(Texto proporcionado):
▬▬▬
El pecado venial, también llamado pecado leve, sería una negligencia, tropiezo o vacilación en el seguimiento de Cristo[cita requerida]. El cometer pecados veniales, además, añadiría tiempo de purgatorio [cita requerida]. En el sacramento de la confesión, los cristianos no tienen la obligación de culparse por los pecados veniales, como sí la tienen con los mortales[cita requerida].

Condiciones[editar]

Según el catolicismo, un pecado venial es aquel que se hace con desconocimiento y sin completo consentimiento. Comparativamente, un pecado mortal o pecado serio grave, aquel que implica la muerte «espiritual» del alma o separación de Dios, es la violación con pleno conocimiento y deliberado consentimiento de la ley de Dios en una materia grave.
▬▬▬
(Información extraída):
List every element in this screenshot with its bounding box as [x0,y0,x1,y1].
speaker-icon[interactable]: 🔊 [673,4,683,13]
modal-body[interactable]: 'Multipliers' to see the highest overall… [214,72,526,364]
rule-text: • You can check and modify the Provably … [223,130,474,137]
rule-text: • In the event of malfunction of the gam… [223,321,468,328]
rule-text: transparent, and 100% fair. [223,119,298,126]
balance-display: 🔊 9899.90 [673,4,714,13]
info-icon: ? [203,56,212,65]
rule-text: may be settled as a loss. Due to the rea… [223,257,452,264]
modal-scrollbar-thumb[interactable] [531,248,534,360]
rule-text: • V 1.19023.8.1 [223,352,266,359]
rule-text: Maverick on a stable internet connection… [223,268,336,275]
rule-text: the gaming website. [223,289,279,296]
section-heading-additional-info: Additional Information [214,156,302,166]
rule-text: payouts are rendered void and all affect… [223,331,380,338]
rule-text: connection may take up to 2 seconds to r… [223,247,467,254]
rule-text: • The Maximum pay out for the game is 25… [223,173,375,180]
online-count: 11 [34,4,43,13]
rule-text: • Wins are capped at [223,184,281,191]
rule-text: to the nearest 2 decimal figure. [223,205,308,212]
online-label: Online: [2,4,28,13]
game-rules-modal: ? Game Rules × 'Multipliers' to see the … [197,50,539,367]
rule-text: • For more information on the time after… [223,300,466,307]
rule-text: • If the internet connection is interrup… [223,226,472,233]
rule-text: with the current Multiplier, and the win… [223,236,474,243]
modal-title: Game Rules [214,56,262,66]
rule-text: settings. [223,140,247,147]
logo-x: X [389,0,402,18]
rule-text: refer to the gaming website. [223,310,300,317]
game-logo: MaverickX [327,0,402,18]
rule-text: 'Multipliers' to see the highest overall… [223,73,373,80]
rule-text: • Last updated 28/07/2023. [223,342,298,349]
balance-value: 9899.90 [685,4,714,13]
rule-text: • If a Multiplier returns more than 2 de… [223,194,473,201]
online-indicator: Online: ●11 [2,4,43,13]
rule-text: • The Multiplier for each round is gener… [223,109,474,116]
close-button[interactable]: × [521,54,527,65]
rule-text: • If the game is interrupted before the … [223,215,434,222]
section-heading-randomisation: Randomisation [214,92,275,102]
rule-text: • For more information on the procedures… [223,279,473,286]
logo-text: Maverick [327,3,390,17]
▬▬▬
(Ejercicios propuestos):
A. Según el texto sobre el pecado venial, ¿con qué otro nombre se conoce el pecado venial?
B. Indica si cada afirmación concuerda con el texto sobre el pecado venial, citando las palabras del texto que lo deciden: (i) En la confesión, los cristianos están obligados a culparse por los pecados veniales. (ii) Cometer pecados veniales añadiría tiempo de purgatorio. (iii) Según el catolicismo, el pecado mortal se comete con pleno conocimiento y deliberado consentimiento.
C. Devuelve el fragmento del texto sobre el pecado venial que se abre con las palabras que contienen "Según el catolicismo, un" y se cierra con "una materia grave.".

(Soluciones):
A. Pecado leve.

B.
(i) No: «los cristianos no tienen la obligación de culparse por los pecados veniales».
(ii) Sí: «El cometer pecados veniales, además, añadiría tiempo de purgatorio».
(iii) Sí: «es la violación con pleno conocimiento y deliberado consentimiento de la ley de Dios en una materia grave».

C.
Según el catolicismo, un pecado venial es aquel que se hace con desconocimiento y sin completo consentimiento. Comparativamente, un pecado mortal o pecado serio grave, aquel que implica la muerte «espiritual» del alma o separación de Dios, es la violación con pleno conocimiento y deliberado consentimiento de la ley de Dios en una materia grave.